WORK TO COMPLETE — Below are the records; copy each line in them that holds the word "name".

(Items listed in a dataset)
****************************************

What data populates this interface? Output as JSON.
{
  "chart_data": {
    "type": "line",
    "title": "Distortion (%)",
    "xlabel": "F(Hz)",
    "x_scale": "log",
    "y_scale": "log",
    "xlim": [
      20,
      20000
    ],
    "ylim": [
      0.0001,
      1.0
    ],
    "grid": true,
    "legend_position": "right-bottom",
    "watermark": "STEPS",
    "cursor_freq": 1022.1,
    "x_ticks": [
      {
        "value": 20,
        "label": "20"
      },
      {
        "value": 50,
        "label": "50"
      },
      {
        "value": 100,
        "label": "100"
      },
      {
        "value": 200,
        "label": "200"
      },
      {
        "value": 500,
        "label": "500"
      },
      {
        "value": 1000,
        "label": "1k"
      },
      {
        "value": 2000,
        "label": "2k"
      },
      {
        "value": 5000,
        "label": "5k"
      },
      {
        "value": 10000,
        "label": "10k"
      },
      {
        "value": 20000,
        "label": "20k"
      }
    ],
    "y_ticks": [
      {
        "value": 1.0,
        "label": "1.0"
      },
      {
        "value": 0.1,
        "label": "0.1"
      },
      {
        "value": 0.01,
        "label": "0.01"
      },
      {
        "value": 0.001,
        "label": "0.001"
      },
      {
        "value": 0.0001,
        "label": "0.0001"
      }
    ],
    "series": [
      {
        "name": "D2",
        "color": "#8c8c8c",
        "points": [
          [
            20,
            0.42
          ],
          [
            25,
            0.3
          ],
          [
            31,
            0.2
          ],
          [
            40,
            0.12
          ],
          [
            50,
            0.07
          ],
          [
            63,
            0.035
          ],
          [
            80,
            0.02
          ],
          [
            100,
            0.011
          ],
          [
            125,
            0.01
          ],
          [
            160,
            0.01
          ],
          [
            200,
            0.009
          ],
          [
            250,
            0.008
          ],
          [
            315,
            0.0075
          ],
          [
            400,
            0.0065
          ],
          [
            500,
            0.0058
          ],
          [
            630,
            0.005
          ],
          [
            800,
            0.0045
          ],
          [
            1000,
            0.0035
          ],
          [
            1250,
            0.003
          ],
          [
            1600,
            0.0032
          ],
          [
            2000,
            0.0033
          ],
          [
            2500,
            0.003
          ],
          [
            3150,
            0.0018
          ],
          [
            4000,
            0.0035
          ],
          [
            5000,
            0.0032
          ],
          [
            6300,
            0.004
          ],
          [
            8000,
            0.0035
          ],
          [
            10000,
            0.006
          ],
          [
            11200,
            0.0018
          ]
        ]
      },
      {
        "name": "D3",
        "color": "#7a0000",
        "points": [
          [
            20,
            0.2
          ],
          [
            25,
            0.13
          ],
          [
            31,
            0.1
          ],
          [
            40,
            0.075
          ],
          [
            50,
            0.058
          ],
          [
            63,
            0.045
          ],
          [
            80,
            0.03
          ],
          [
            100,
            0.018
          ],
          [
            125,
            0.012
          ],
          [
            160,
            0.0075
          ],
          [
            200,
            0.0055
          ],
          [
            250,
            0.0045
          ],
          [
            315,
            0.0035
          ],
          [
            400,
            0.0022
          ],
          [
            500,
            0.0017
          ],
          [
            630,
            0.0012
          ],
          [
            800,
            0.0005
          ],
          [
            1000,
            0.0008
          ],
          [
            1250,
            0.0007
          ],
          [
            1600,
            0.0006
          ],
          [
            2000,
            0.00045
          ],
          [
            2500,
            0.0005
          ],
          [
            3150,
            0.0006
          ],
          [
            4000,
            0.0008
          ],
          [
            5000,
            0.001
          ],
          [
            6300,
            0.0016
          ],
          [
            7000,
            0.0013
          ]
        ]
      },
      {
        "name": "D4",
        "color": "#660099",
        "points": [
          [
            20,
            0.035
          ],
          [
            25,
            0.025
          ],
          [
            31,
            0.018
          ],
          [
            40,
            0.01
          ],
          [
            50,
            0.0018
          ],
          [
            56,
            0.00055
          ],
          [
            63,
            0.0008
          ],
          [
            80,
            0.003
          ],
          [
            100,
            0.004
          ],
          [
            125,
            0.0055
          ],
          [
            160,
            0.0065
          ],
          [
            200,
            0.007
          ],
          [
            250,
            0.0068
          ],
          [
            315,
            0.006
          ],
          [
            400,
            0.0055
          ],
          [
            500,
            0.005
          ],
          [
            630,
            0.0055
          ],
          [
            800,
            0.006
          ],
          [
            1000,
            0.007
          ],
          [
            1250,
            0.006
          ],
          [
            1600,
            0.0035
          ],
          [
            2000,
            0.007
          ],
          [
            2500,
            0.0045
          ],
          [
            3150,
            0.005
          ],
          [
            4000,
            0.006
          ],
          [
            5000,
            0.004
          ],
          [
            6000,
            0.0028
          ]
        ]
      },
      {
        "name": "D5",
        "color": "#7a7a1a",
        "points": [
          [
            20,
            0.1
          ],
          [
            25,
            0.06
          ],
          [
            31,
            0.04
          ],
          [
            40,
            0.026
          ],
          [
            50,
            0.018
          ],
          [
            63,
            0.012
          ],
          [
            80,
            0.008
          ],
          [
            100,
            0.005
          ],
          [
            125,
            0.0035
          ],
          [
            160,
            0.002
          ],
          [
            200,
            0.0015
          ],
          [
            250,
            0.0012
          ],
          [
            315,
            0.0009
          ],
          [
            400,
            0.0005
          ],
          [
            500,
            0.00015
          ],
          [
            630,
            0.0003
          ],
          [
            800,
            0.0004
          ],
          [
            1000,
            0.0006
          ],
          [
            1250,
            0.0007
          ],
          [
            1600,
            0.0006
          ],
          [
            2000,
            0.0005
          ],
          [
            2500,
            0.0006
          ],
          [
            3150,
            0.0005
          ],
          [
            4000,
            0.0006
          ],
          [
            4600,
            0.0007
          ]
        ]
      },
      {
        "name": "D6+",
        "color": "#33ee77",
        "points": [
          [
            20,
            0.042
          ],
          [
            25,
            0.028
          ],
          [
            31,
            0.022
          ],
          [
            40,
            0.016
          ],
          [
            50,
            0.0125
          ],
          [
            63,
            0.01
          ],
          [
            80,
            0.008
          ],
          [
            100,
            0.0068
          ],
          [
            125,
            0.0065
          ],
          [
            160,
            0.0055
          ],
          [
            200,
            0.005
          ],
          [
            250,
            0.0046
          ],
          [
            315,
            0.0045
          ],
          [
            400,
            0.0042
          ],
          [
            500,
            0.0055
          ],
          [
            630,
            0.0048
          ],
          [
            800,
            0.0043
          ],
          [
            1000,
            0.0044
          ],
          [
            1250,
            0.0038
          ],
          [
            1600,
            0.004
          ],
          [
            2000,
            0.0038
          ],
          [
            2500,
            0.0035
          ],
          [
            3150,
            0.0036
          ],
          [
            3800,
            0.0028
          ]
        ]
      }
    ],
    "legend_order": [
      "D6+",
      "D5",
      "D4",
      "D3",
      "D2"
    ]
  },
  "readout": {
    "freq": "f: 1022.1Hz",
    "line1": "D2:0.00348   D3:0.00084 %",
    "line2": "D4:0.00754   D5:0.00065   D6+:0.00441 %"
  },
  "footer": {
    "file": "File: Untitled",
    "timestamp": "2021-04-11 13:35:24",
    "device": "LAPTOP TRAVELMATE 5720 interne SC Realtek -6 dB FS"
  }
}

****************************************

EXERCISE RESPONSE —
        "name": "D2",
        "name": "D3",
        "name": "D4",
        "name": "D5",
        "name": "D6+",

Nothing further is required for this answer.